• [DO THIS] All the data must come back unchanged, except that pictures are left out.

START PROVIDED DATA

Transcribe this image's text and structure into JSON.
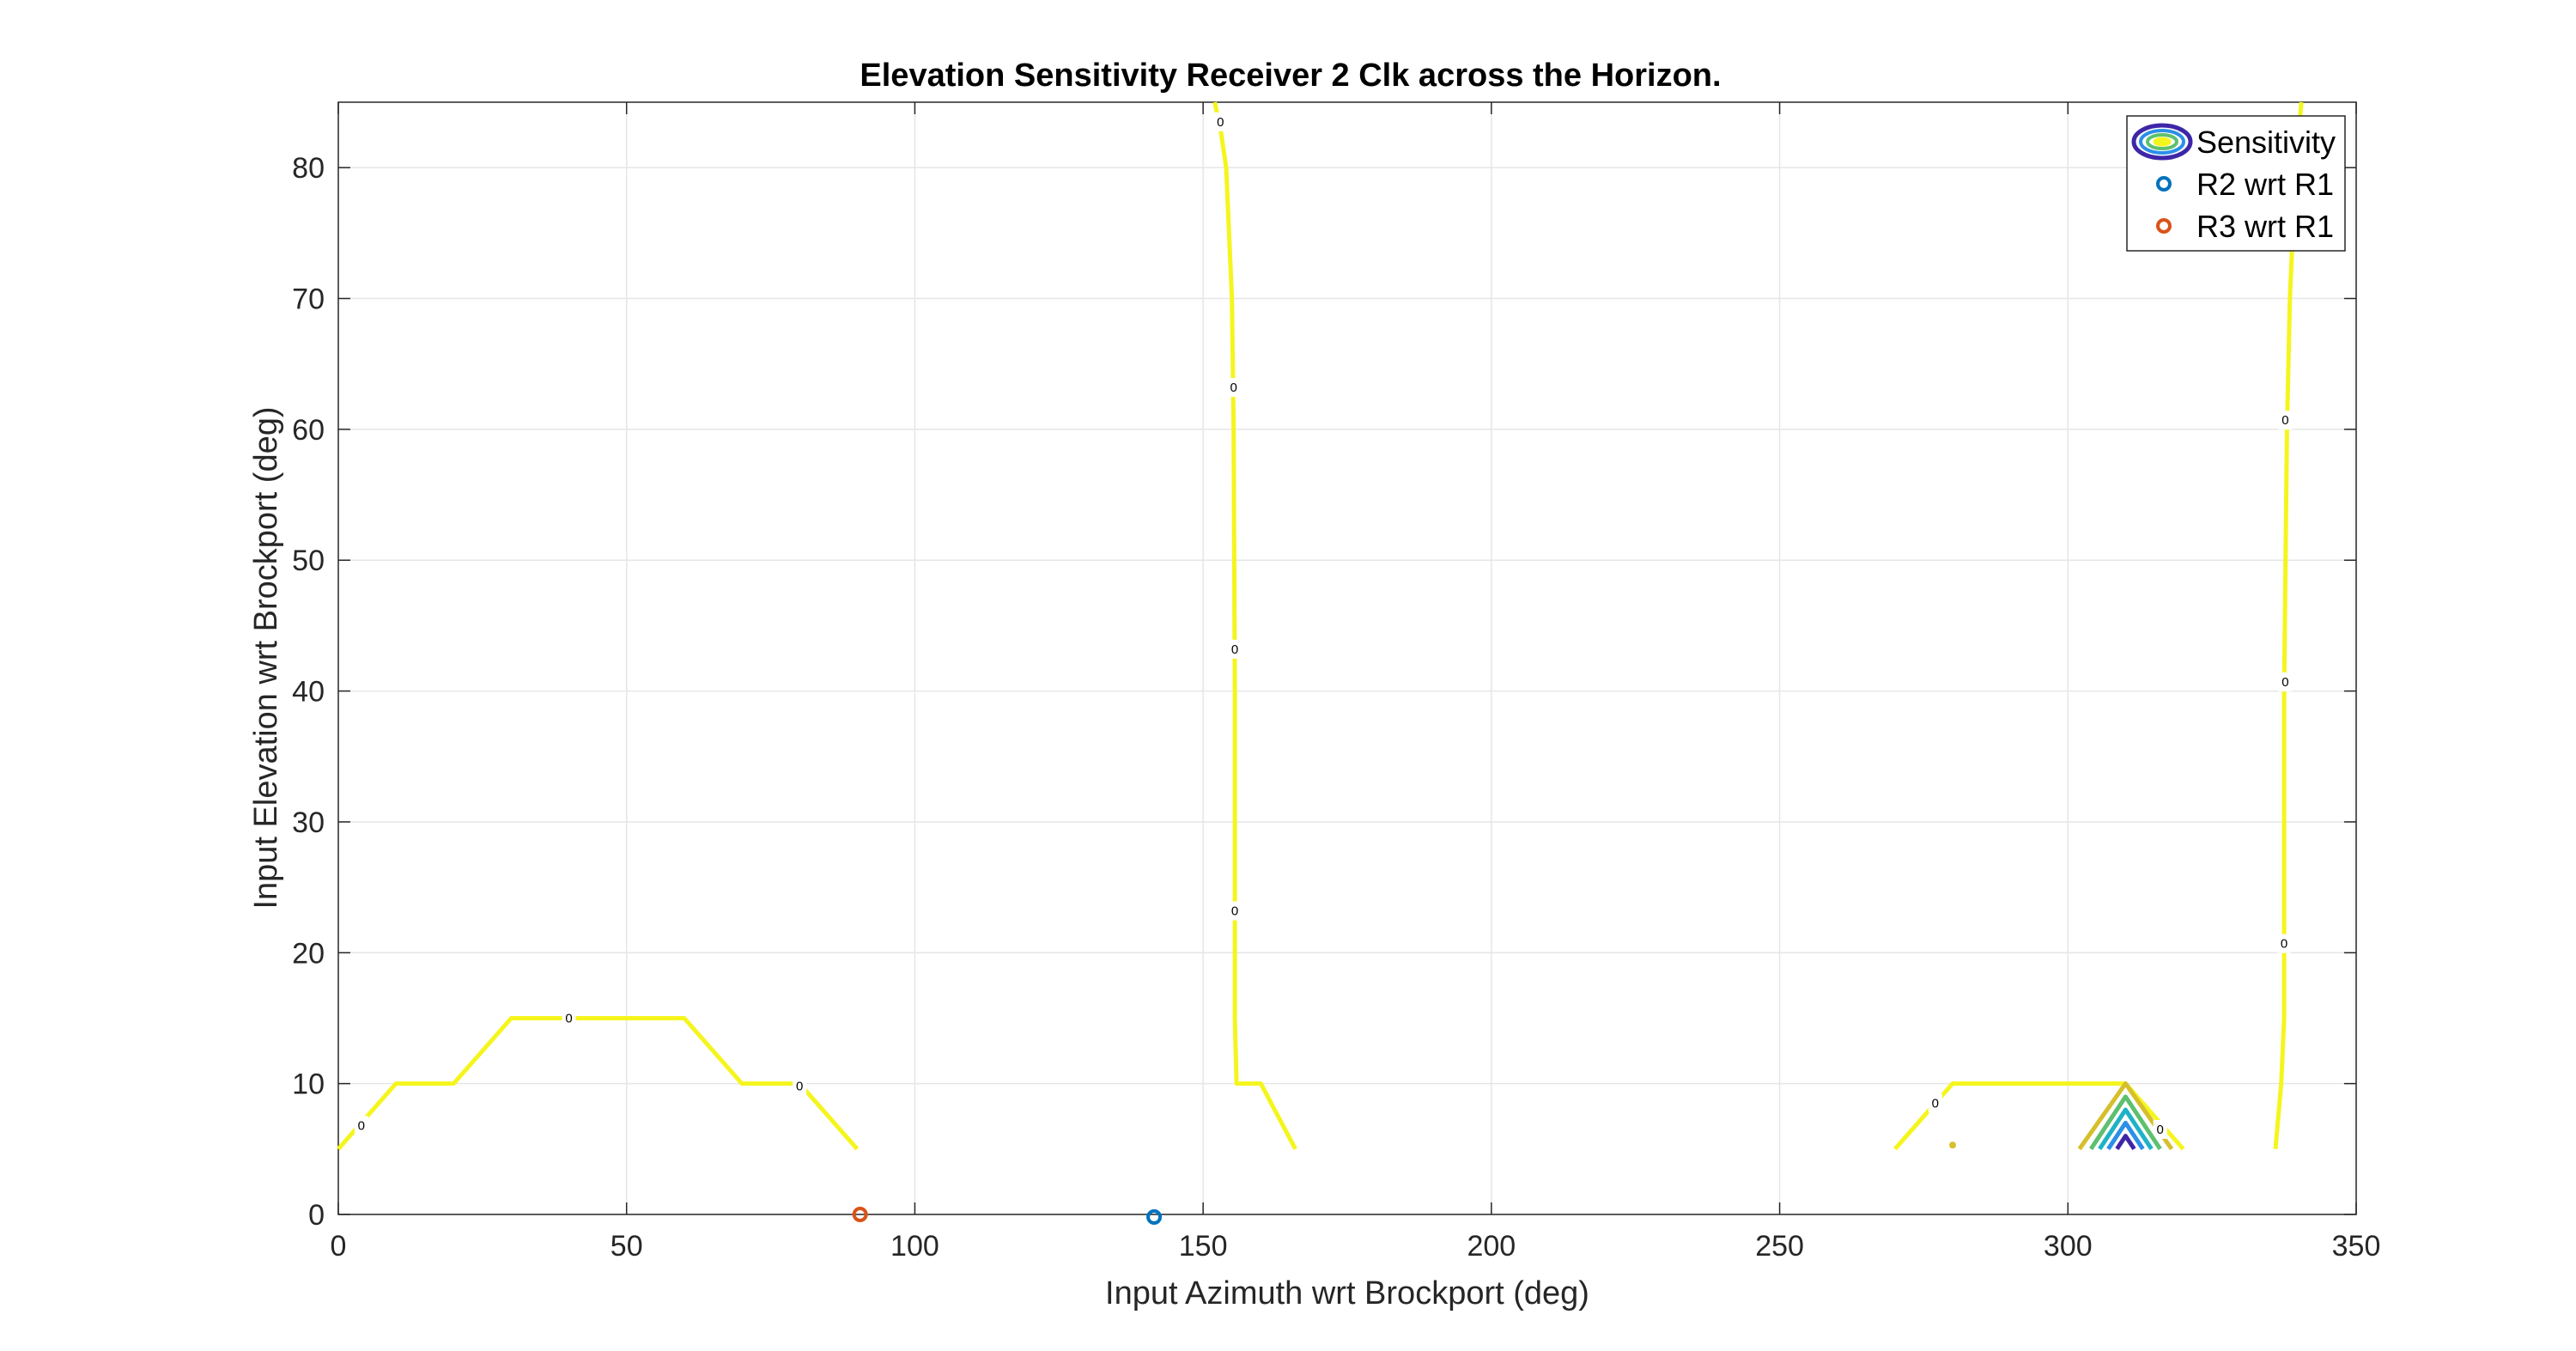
{
  "chart_data": {
    "type": "contour",
    "title": "Elevation Sensitivity Receiver 2 Clk across the Horizon.",
    "xlabel": "Input Azimuth wrt Brockport (deg)",
    "ylabel": "Input Elevation wrt Brockport (deg)",
    "xlim": [
      0,
      350
    ],
    "ylim": [
      0,
      85
    ],
    "xticks": [
      0,
      50,
      100,
      150,
      200,
      250,
      300,
      350
    ],
    "yticks": [
      0,
      10,
      20,
      30,
      40,
      50,
      60,
      70,
      80
    ],
    "grid": true,
    "legend": {
      "placement": "top-right",
      "entries": [
        "Sensitivity",
        "R2 wrt R1",
        "R3 wrt R1"
      ]
    },
    "contours": [
      {
        "level": 0,
        "color": "#f5f51e",
        "points": [
          [
            0,
            5
          ],
          [
            10,
            10
          ],
          [
            20,
            10
          ],
          [
            30,
            15
          ],
          [
            60,
            15
          ],
          [
            70,
            10
          ],
          [
            80,
            10
          ],
          [
            90,
            5
          ]
        ],
        "labels": [
          [
            4,
            6.8
          ],
          [
            40,
            15
          ],
          [
            80,
            9.8
          ]
        ]
      },
      {
        "level": 0,
        "color": "#f5f51e",
        "points": [
          [
            152,
            85
          ],
          [
            153,
            83
          ],
          [
            154,
            80
          ],
          [
            155,
            70
          ],
          [
            155.3,
            60
          ],
          [
            155.5,
            40
          ],
          [
            155.5,
            20
          ],
          [
            155.5,
            15
          ],
          [
            155.8,
            10
          ],
          [
            160,
            10
          ],
          [
            166,
            5
          ]
        ],
        "labels": [
          [
            153,
            83.5
          ],
          [
            155.3,
            63.2
          ],
          [
            155.5,
            43.2
          ],
          [
            155.5,
            23.2
          ]
        ]
      },
      {
        "level": 0,
        "color": "#f5f51e",
        "points": [
          [
            270,
            5
          ],
          [
            280,
            10
          ],
          [
            310,
            10
          ],
          [
            320,
            5
          ]
        ],
        "labels": [
          [
            277,
            8.5
          ]
        ]
      },
      {
        "level": 0,
        "color": "#f5f51e",
        "points": [
          [
            340.5,
            85
          ],
          [
            339.5,
            80
          ],
          [
            338.5,
            70
          ],
          [
            338,
            60
          ],
          [
            337.5,
            40
          ],
          [
            337.5,
            20
          ],
          [
            337.5,
            15
          ],
          [
            337,
            10
          ],
          [
            336,
            5
          ]
        ],
        "labels": [
          [
            337.7,
            60.7
          ],
          [
            337.7,
            40.7
          ],
          [
            337.5,
            20.7
          ]
        ]
      },
      {
        "level": "inner-1",
        "color": "#d6bf2c",
        "points": [
          [
            302,
            5
          ],
          [
            310,
            10
          ],
          [
            318,
            5
          ]
        ],
        "labels": [
          [
            316,
            6.5
          ]
        ]
      },
      {
        "level": "inner-2",
        "color": "#5dc06e",
        "points": [
          [
            304,
            5
          ],
          [
            310,
            9
          ],
          [
            316,
            5
          ]
        ],
        "labels": []
      },
      {
        "level": "inner-3",
        "color": "#1fb2c6",
        "points": [
          [
            305.5,
            5
          ],
          [
            310,
            8
          ],
          [
            314.5,
            5
          ]
        ],
        "labels": []
      },
      {
        "level": "inner-4",
        "color": "#2c8fe8",
        "points": [
          [
            307,
            5
          ],
          [
            310,
            7
          ],
          [
            313,
            5
          ]
        ],
        "labels": []
      },
      {
        "level": "inner-5",
        "color": "#3e26a8",
        "points": [
          [
            308.5,
            5
          ],
          [
            310,
            6
          ],
          [
            311.5,
            5
          ]
        ],
        "labels": []
      }
    ],
    "contour_label_text": "0",
    "extra_marks": [
      {
        "x": 280,
        "y": 5.3,
        "color": "#d6bf2c"
      }
    ],
    "series": [
      {
        "name": "R2 wrt R1",
        "color": "#0072bd",
        "points": [
          [
            141.5,
            -0.2
          ]
        ]
      },
      {
        "name": "R3 wrt R1",
        "color": "#d95319",
        "points": [
          [
            90.5,
            0
          ]
        ]
      }
    ]
  }
}
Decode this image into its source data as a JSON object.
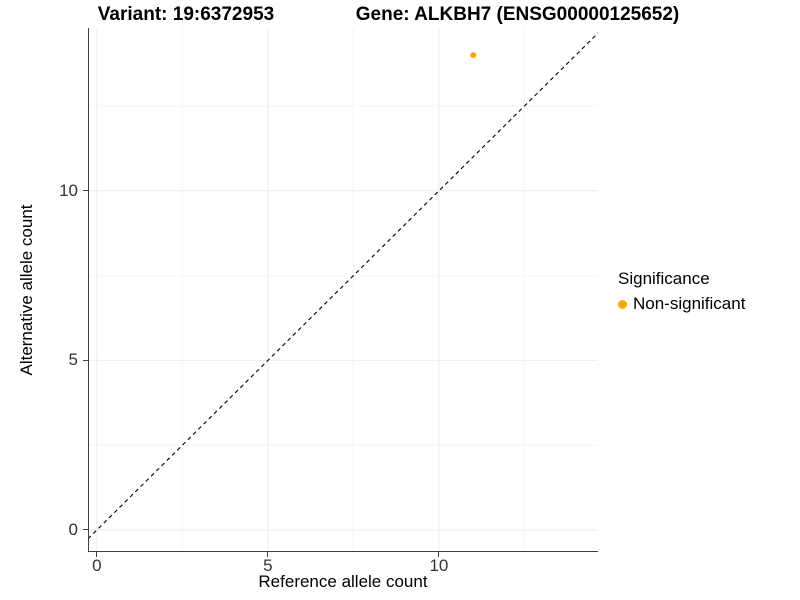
{
  "chart_data": {
    "type": "scatter",
    "titles": {
      "left": "Variant: 19:6372953",
      "right": "Gene: ALKBH7 (ENSG00000125652)"
    },
    "xlabel": "Reference allele count",
    "ylabel": "Alternative allele count",
    "xlim": [
      -0.26,
      14.65
    ],
    "ylim": [
      -0.65,
      14.8
    ],
    "xticks": [
      0,
      5,
      10
    ],
    "yticks": [
      0,
      5,
      10
    ],
    "xminor": [
      2.5,
      7.5,
      12.5
    ],
    "yminor": [
      2.5,
      7.5,
      12.5
    ],
    "grid": "major+minor, light gray on white",
    "points": [
      {
        "x": 11,
        "y": 14,
        "series": "Non-significant",
        "color": "#FFA500"
      }
    ],
    "reference_line": {
      "slope": 1,
      "intercept": 0,
      "style": "dashed",
      "color": "#000000"
    },
    "legend": {
      "title": "Significance",
      "position": "right",
      "entries": [
        {
          "label": "Non-significant",
          "color": "#FFA500"
        }
      ]
    }
  },
  "colors": {
    "background": "#FFFFFF",
    "axis_line": "#404040",
    "grid_major": "#EBEBEB",
    "grid_minor": "#F4F4F4",
    "tick_text": "#333333",
    "point": "#FFA500"
  }
}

END PROVIDED DATA

• [EXERCISE ANSWER]
Transcribe this image's text and structure into JSON.
{
  "chart_data": {
    "type": "contour",
    "title": "Elevation Sensitivity Receiver 2 Clk across the Horizon.",
    "xlabel": "Input Azimuth wrt Brockport (deg)",
    "ylabel": "Input Elevation wrt Brockport (deg)",
    "xlim": [
      0,
      350
    ],
    "ylim": [
      0,
      85
    ],
    "xticks": [
      0,
      50,
      100,
      150,
      200,
      250,
      300,
      350
    ],
    "yticks": [
      0,
      10,
      20,
      30,
      40,
      50,
      60,
      70,
      80
    ],
    "grid": true,
    "legend": {
      "placement": "top-right",
      "entries": [
        "Sensitivity",
        "R2 wrt R1",
        "R3 wrt R1"
      ]
    },
    "contours": [
      {
        "level": 0,
        "color": "#f5f51e",
        "points": [
          [
            0,
            5
          ],
          [
            10,
            10
          ],
          [
            20,
            10
          ],
          [
            30,
            15
          ],
          [
            60,
            15
          ],
          [
            70,
            10
          ],
          [
            80,
            10
          ],
          [
            90,
            5
          ]
        ],
        "labels": [
          [
            4,
            6.8
          ],
          [
            40,
            15
          ],
          [
            80,
            9.8
          ]
        ]
      },
      {
        "level": 0,
        "color": "#f5f51e",
        "points": [
          [
            152,
            85
          ],
          [
            153,
            83
          ],
          [
            154,
            80
          ],
          [
            155,
            70
          ],
          [
            155.3,
            60
          ],
          [
            155.5,
            40
          ],
          [
            155.5,
            20
          ],
          [
            155.5,
            15
          ],
          [
            155.8,
            10
          ],
          [
            160,
            10
          ],
          [
            166,
            5
          ]
        ],
        "labels": [
          [
            153,
            83.5
          ],
          [
            155.3,
            63.2
          ],
          [
            155.5,
            43.2
          ],
          [
            155.5,
            23.2
          ]
        ]
      },
      {
        "level": 0,
        "color": "#f5f51e",
        "points": [
          [
            270,
            5
          ],
          [
            280,
            10
          ],
          [
            310,
            10
          ],
          [
            320,
            5
          ]
        ],
        "labels": [
          [
            277,
            8.5
          ]
        ]
      },
      {
        "level": 0,
        "color": "#f5f51e",
        "points": [
          [
            340.5,
            85
          ],
          [
            339.5,
            80
          ],
          [
            338.5,
            70
          ],
          [
            338,
            60
          ],
          [
            337.5,
            40
          ],
          [
            337.5,
            20
          ],
          [
            337.5,
            15
          ],
          [
            337,
            10
          ],
          [
            336,
            5
          ]
        ],
        "labels": [
          [
            337.7,
            60.7
          ],
          [
            337.7,
            40.7
          ],
          [
            337.5,
            20.7
          ]
        ]
      },
      {
        "level": "inner-1",
        "color": "#d6bf2c",
        "points": [
          [
            302,
            5
          ],
          [
            310,
            10
          ],
          [
            318,
            5
          ]
        ],
        "labels": [
          [
            316,
            6.5
          ]
        ]
      },
      {
        "level": "inner-2",
        "color": "#5dc06e",
        "points": [
          [
            304,
            5
          ],
          [
            310,
            9
          ],
          [
            316,
            5
          ]
        ],
        "labels": []
      },
      {
        "level": "inner-3",
        "color": "#1fb2c6",
        "points": [
          [
            305.5,
            5
          ],
          [
            310,
            8
          ],
          [
            314.5,
            5
          ]
        ],
        "labels": []
      },
      {
        "level": "inner-4",
        "color": "#2c8fe8",
        "points": [
          [
            307,
            5
          ],
          [
            310,
            7
          ],
          [
            313,
            5
          ]
        ],
        "labels": []
      },
      {
        "level": "inner-5",
        "color": "#3e26a8",
        "points": [
          [
            308.5,
            5
          ],
          [
            310,
            6
          ],
          [
            311.5,
            5
          ]
        ],
        "labels": []
      }
    ],
    "contour_label_text": "0",
    "extra_marks": [
      {
        "x": 280,
        "y": 5.3,
        "color": "#d6bf2c"
      }
    ],
    "series": [
      {
        "name": "R2 wrt R1",
        "color": "#0072bd",
        "points": [
          [
            141.5,
            -0.2
          ]
        ]
      },
      {
        "name": "R3 wrt R1",
        "color": "#d95319",
        "points": [
          [
            90.5,
            0
          ]
        ]
      }
    ]
  }
}
Decode this image into its source data as a JSON object.
{
  "chart_data": {
    "type": "scatter",
    "titles": {
      "left": "Variant: 19:6372953",
      "right": "Gene: ALKBH7 (ENSG00000125652)"
    },
    "xlabel": "Reference allele count",
    "ylabel": "Alternative allele count",
    "xlim": [
      -0.26,
      14.65
    ],
    "ylim": [
      -0.65,
      14.8
    ],
    "xticks": [
      0,
      5,
      10
    ],
    "yticks": [
      0,
      5,
      10
    ],
    "xminor": [
      2.5,
      7.5,
      12.5
    ],
    "yminor": [
      2.5,
      7.5,
      12.5
    ],
    "grid": "major+minor, light gray on white",
    "points": [
      {
        "x": 11,
        "y": 14,
        "series": "Non-significant",
        "color": "#FFA500"
      }
    ],
    "reference_line": {
      "slope": 1,
      "intercept": 0,
      "style": "dashed",
      "color": "#000000"
    },
    "legend": {
      "title": "Significance",
      "position": "right",
      "entries": [
        {
          "label": "Non-significant",
          "color": "#FFA500"
        }
      ]
    }
  },
  "colors": {
    "background": "#FFFFFF",
    "axis_line": "#404040",
    "grid_major": "#EBEBEB",
    "grid_minor": "#F4F4F4",
    "tick_text": "#333333",
    "point": "#FFA500"
  }
}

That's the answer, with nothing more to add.